**SHORT PROBLEM:** Filter this data down to the lines that hold "Years", and copy them.

**SUPPLIED MATERIAL:**
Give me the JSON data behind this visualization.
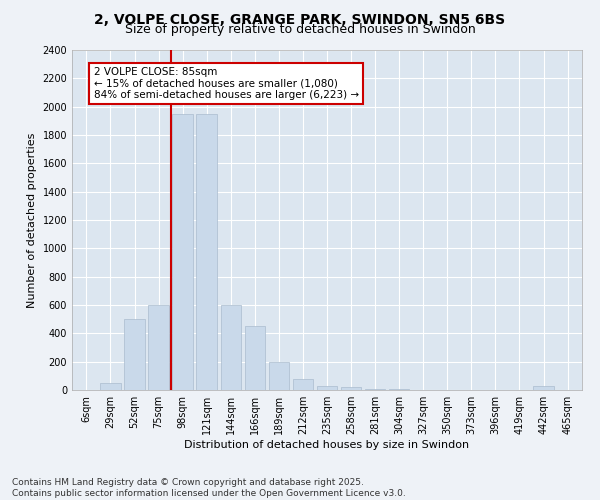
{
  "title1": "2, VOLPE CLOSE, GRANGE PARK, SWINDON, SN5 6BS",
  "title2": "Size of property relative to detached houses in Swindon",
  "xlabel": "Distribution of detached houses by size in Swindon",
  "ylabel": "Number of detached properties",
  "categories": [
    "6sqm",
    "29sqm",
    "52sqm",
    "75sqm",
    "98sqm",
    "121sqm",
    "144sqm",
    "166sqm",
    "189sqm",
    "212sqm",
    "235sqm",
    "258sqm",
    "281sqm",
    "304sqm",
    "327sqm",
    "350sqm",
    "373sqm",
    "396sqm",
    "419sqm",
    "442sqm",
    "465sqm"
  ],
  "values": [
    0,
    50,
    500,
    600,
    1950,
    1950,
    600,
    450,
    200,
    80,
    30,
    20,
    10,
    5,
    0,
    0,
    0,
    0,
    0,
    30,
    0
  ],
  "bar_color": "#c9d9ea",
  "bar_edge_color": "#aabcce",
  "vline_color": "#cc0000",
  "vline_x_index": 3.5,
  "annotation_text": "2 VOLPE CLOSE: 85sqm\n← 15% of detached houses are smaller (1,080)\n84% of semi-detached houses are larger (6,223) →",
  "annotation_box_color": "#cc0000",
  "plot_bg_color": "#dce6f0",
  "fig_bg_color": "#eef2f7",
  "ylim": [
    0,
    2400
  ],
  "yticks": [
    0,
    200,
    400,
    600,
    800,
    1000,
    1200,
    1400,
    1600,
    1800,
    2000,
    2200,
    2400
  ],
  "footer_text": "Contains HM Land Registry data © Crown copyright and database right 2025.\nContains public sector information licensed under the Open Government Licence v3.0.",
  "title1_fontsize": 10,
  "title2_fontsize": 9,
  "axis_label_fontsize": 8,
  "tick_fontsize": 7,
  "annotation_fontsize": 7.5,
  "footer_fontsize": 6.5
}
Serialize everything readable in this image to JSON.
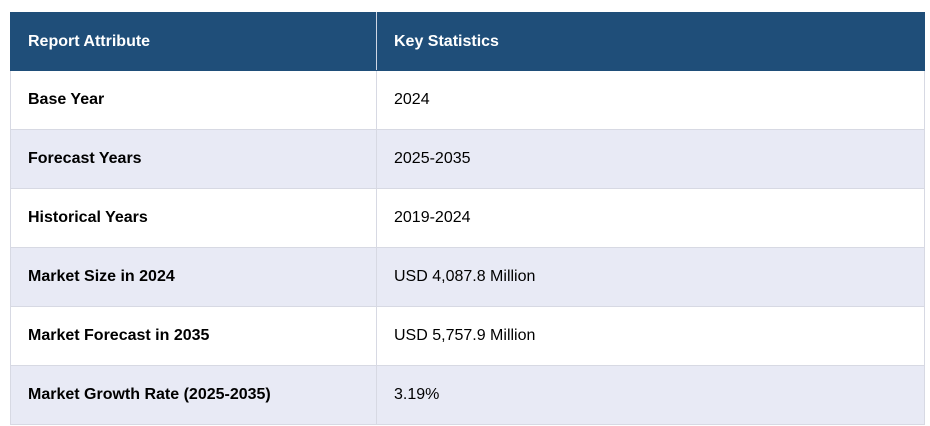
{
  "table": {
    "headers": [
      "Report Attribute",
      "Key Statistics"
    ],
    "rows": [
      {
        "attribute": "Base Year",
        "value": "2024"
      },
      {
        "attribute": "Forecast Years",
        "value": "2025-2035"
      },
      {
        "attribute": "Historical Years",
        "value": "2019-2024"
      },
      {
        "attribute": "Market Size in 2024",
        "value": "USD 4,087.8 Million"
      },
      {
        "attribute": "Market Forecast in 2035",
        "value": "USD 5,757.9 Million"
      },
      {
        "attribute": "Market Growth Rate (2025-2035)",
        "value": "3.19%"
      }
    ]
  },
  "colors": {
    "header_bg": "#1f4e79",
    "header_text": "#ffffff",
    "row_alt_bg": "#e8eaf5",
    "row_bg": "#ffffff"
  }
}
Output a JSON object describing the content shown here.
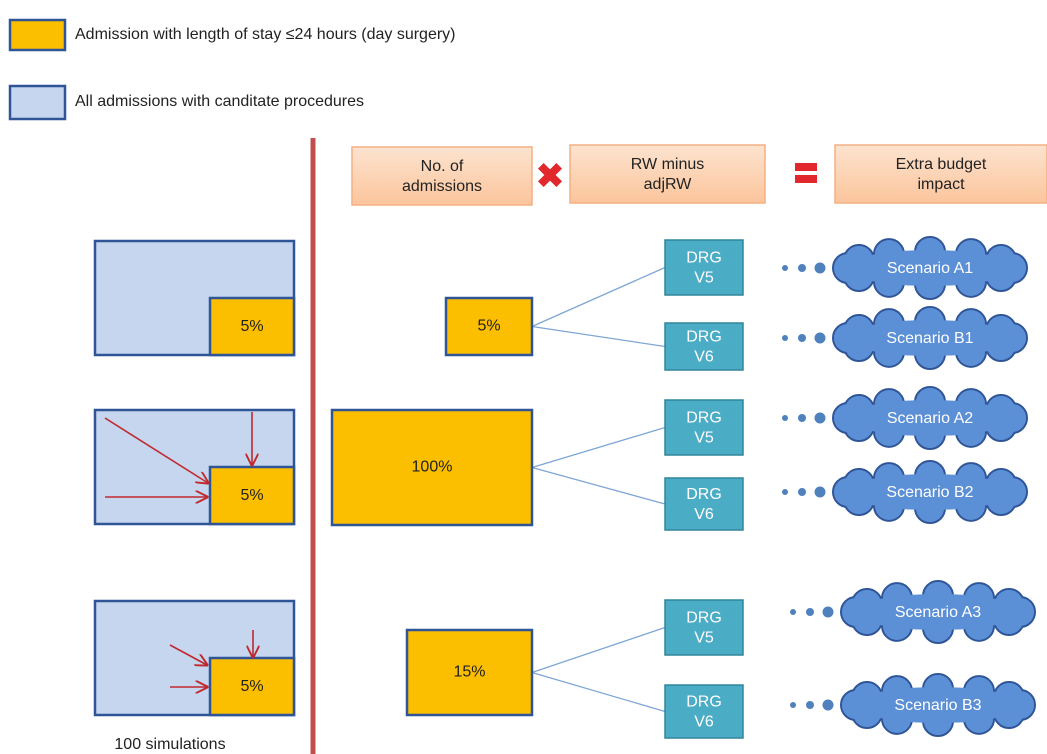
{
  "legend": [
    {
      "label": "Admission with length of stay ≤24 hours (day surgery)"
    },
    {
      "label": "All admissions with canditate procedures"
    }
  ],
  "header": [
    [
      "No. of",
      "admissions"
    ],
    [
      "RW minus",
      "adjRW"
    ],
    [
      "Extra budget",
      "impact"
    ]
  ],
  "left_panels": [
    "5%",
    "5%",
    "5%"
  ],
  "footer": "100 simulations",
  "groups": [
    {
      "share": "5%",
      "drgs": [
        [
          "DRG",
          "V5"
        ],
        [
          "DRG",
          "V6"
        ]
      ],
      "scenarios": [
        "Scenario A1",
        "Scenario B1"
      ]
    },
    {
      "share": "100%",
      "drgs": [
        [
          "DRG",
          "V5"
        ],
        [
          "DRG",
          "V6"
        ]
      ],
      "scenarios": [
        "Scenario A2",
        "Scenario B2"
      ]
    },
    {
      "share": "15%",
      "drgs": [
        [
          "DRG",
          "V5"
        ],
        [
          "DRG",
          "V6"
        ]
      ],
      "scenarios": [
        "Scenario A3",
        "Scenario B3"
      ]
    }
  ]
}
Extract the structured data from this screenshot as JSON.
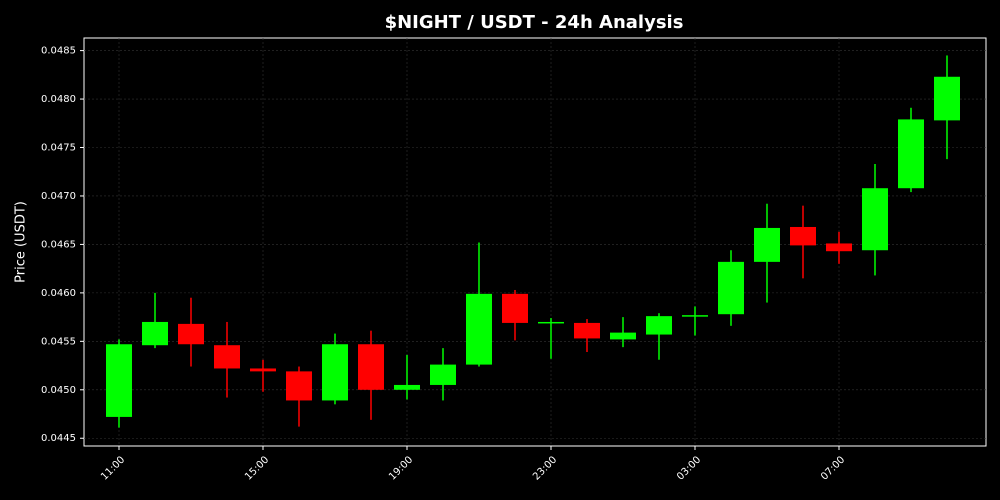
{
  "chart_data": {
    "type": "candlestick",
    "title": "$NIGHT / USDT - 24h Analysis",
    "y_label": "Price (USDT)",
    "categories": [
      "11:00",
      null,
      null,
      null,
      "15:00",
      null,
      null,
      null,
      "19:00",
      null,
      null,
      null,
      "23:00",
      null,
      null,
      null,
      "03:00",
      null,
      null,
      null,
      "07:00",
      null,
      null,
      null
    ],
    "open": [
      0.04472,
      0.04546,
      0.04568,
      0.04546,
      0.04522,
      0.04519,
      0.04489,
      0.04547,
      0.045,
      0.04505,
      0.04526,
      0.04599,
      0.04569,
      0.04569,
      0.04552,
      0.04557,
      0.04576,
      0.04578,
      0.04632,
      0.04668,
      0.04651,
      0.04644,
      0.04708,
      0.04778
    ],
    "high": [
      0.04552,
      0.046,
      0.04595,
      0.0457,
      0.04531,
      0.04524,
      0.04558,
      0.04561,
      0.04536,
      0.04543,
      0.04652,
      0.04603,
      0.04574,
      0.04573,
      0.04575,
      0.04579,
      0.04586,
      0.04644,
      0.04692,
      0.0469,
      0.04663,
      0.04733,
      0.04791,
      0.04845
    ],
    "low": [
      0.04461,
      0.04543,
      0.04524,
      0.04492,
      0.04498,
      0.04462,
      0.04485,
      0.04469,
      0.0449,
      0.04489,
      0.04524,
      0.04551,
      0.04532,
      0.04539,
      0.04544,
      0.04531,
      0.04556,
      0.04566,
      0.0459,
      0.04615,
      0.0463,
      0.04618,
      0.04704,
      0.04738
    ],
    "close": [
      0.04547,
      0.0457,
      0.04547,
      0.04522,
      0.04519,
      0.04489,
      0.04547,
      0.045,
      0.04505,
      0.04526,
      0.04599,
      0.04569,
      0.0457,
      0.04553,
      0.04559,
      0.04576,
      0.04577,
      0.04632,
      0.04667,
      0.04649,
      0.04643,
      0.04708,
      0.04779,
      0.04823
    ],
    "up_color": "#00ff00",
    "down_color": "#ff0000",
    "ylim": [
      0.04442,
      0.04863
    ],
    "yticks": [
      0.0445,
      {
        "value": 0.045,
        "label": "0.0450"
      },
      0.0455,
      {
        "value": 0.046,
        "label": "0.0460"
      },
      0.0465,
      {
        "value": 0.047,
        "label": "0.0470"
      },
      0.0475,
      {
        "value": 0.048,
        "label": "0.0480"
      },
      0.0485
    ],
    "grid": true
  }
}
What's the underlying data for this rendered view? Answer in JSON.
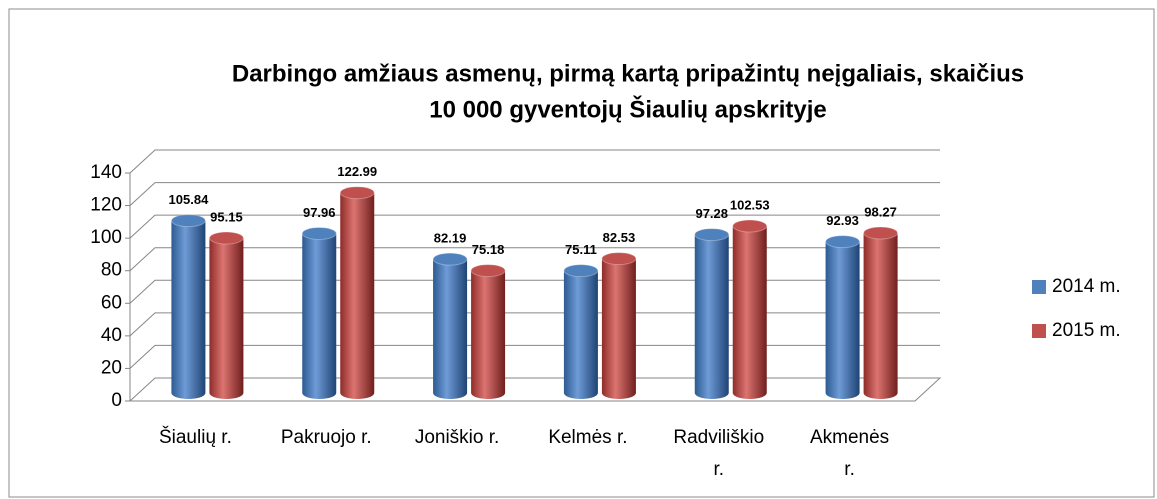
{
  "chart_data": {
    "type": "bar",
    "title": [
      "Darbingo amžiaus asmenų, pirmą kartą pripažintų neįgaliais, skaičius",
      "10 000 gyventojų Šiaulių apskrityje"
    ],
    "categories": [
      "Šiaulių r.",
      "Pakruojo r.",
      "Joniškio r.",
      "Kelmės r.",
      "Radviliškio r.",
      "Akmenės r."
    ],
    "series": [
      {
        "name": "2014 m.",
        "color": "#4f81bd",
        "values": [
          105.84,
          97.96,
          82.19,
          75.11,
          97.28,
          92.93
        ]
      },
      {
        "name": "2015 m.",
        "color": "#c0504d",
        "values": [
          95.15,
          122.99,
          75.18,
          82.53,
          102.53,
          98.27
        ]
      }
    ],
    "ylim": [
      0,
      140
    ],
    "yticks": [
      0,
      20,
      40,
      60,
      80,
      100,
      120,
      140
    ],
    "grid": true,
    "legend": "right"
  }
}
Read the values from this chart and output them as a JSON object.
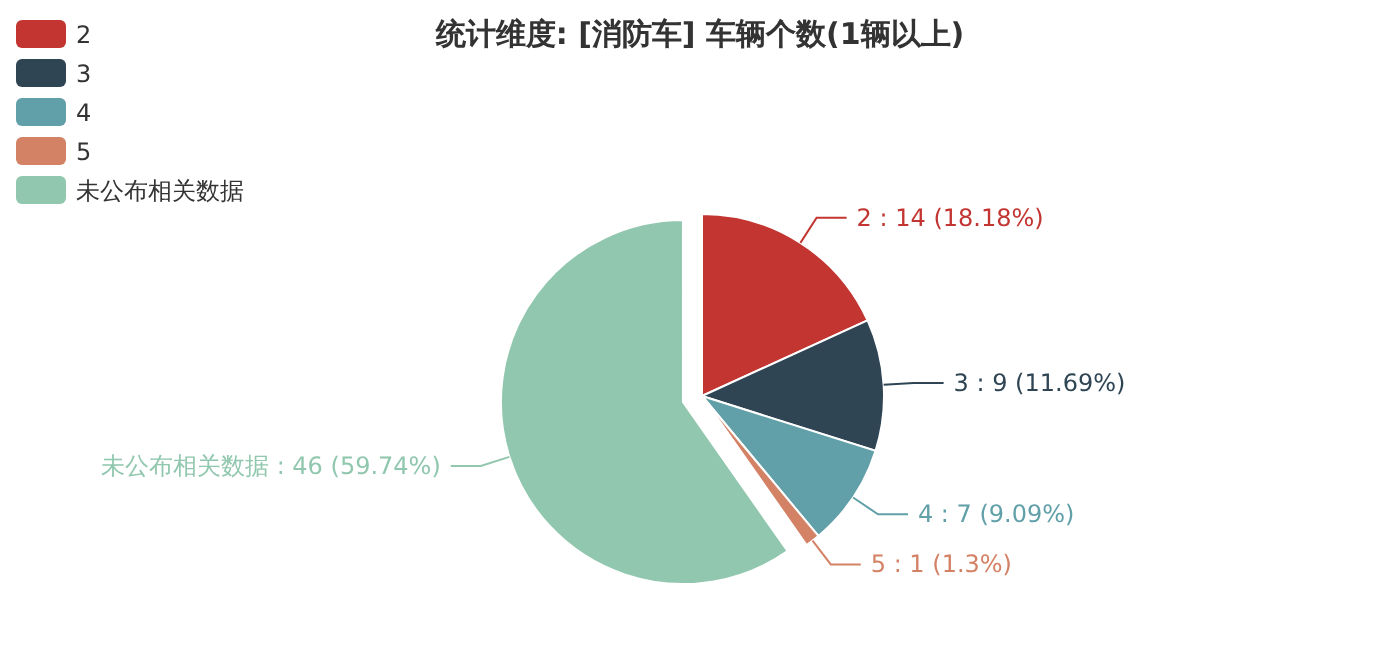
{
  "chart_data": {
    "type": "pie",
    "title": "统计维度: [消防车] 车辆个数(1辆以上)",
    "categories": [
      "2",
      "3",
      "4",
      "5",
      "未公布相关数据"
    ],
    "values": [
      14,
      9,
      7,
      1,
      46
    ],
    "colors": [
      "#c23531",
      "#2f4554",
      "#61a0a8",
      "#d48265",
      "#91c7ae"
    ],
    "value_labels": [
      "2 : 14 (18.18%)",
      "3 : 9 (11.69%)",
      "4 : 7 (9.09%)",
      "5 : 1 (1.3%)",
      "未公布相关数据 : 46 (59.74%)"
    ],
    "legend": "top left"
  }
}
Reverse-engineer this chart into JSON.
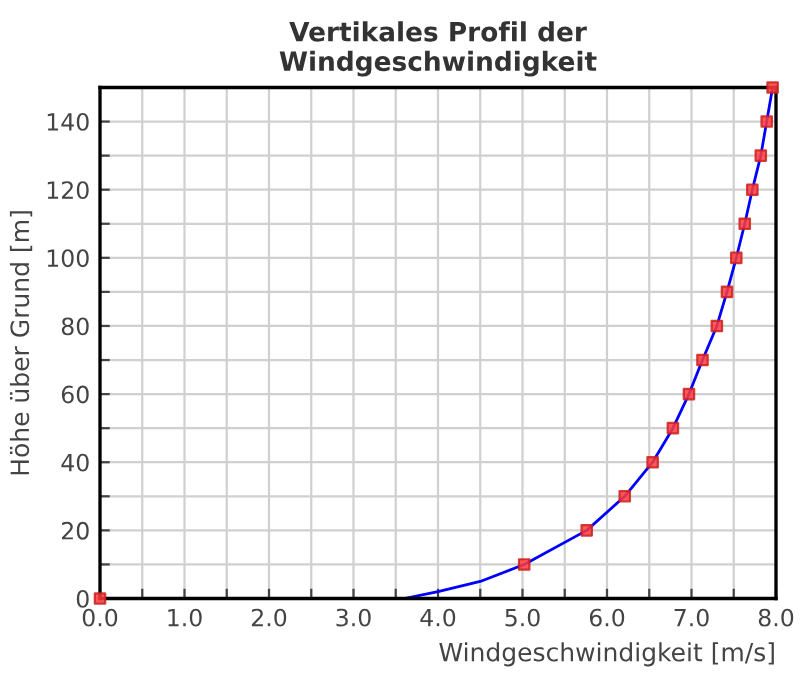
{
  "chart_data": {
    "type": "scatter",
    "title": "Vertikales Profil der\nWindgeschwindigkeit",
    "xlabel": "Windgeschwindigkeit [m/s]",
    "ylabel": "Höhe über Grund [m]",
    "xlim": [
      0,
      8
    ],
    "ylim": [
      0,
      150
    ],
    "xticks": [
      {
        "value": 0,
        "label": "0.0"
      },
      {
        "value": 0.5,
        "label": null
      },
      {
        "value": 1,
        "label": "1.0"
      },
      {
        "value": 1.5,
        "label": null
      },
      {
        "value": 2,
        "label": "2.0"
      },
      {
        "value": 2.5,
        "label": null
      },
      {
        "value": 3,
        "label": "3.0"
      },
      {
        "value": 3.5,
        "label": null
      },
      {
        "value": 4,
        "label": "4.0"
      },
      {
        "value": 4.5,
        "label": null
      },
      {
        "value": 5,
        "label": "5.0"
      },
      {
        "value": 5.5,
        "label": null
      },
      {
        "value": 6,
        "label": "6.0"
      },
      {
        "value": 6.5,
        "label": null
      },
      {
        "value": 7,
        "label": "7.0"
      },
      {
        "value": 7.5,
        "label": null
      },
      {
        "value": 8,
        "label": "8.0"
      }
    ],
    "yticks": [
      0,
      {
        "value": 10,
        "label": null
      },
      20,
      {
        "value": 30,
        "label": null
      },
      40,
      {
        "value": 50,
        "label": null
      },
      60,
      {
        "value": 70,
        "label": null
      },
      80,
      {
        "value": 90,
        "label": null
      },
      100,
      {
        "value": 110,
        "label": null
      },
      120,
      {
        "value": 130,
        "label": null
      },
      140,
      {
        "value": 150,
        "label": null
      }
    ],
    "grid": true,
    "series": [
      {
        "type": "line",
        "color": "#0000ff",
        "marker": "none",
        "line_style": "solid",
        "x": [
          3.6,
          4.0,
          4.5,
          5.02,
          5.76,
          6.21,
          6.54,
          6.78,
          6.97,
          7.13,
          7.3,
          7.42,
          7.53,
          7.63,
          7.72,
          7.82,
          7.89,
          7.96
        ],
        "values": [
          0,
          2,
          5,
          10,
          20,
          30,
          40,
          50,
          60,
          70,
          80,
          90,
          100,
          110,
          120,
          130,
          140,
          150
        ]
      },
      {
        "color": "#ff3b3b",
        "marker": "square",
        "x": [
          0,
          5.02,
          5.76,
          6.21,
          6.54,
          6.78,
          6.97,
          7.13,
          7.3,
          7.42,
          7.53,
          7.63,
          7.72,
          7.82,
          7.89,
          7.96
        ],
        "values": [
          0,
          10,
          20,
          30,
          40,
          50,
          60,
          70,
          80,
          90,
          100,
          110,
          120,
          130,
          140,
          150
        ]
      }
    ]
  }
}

**EXERCISE SOLUTION:**
        "attribute": "Forecast Years",
        "attribute": "Historical Years",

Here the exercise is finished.